§ **PROVIDED INFORMATION**:
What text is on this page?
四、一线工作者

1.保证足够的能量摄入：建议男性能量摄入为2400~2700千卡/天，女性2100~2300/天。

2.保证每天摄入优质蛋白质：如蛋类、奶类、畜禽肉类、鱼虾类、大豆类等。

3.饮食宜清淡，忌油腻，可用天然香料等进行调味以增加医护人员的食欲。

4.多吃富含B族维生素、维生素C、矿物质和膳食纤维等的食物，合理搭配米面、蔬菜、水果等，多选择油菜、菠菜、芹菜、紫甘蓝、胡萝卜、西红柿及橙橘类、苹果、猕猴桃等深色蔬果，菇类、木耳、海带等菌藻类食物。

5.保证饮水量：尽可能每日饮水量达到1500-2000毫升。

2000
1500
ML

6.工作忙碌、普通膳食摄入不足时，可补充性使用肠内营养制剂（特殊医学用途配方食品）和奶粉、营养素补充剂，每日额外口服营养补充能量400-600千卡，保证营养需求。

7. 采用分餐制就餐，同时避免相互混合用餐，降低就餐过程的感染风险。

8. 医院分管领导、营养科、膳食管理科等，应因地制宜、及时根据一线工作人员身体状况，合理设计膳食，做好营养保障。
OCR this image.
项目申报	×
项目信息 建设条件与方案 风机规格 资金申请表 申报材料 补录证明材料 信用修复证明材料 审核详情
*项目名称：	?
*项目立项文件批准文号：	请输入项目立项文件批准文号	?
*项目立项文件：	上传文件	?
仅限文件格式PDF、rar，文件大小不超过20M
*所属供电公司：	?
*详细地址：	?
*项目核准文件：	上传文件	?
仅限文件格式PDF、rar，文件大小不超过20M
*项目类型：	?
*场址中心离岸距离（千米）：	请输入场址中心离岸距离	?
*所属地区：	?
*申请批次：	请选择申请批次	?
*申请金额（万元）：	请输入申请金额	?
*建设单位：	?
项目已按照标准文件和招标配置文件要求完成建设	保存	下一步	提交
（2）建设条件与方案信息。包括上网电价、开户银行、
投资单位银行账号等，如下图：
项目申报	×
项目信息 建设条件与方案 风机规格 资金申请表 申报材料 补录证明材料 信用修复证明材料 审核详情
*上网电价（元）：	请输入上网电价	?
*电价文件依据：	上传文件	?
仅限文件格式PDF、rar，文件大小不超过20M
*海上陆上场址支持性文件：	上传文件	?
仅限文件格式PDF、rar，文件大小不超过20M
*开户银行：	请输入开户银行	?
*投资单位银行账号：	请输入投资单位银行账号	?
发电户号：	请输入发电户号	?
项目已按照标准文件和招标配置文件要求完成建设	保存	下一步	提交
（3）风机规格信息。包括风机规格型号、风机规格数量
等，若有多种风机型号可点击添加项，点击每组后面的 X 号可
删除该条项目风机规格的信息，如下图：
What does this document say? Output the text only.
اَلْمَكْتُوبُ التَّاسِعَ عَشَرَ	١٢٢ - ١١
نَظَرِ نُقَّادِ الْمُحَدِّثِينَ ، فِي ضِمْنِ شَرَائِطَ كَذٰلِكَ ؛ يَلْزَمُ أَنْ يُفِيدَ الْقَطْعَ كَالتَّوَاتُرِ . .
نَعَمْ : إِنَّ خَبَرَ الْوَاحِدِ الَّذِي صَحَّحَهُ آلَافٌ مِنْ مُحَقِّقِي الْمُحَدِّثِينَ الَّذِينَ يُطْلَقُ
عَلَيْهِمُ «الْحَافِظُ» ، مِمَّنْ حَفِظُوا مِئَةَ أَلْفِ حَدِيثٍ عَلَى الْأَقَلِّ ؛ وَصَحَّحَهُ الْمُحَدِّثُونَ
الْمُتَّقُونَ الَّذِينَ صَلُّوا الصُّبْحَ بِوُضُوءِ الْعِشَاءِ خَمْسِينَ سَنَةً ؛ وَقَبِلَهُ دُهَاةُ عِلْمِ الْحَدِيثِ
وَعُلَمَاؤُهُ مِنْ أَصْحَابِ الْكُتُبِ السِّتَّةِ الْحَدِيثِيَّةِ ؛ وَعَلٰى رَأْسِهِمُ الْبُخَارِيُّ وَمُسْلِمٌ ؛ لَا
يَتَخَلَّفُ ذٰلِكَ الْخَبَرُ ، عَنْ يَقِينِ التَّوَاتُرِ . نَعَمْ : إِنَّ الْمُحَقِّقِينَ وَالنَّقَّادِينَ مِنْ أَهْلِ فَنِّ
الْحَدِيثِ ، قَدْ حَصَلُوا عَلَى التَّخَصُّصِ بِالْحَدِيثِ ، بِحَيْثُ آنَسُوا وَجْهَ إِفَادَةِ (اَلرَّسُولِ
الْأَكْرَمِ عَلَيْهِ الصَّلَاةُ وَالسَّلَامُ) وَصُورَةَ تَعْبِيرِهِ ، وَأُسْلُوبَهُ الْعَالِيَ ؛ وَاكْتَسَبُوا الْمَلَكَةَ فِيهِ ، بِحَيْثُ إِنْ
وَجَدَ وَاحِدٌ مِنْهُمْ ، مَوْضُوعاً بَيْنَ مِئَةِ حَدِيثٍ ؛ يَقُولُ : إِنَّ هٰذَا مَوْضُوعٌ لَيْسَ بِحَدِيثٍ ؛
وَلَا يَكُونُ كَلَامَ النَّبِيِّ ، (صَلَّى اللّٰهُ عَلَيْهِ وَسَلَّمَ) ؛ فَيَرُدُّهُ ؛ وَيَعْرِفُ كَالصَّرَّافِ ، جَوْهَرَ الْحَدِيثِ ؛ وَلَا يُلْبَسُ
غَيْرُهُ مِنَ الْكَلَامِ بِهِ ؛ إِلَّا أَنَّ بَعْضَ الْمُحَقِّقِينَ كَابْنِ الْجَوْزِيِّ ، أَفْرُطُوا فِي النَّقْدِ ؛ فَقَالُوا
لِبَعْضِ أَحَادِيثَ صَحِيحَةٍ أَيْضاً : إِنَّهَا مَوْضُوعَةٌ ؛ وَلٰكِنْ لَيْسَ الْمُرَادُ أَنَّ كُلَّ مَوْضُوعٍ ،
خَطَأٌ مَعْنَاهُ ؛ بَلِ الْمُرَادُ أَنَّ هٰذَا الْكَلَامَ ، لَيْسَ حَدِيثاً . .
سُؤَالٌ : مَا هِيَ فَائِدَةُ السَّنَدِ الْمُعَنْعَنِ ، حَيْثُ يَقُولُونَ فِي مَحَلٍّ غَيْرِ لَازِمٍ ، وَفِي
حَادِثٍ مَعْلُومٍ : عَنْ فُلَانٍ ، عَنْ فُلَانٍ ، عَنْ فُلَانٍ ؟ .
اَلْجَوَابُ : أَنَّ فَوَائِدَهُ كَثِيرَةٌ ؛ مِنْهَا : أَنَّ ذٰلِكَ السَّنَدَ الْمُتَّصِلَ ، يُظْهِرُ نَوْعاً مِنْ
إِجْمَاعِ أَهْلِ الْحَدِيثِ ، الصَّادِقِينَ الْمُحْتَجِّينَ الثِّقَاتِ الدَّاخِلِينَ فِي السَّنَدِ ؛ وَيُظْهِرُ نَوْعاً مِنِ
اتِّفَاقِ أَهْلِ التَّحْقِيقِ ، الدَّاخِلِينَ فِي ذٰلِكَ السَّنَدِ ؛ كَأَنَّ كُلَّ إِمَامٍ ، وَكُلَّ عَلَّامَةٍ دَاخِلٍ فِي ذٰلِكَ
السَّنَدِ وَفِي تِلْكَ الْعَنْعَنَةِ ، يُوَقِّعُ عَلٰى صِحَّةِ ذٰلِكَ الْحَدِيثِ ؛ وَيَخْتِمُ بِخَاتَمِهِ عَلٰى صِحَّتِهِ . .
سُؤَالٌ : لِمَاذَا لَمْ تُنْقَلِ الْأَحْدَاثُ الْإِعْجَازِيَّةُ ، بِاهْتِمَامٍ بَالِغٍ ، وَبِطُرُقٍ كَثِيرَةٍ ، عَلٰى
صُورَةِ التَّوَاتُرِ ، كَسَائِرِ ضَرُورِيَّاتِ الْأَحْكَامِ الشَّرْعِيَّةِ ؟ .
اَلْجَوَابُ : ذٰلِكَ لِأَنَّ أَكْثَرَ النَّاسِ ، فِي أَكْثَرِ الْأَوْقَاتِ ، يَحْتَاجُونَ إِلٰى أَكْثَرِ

§ **TO BE DONE**:
Within the records above, how many lines include the word "What"? State the number by itself.

§ **RESULT**:
2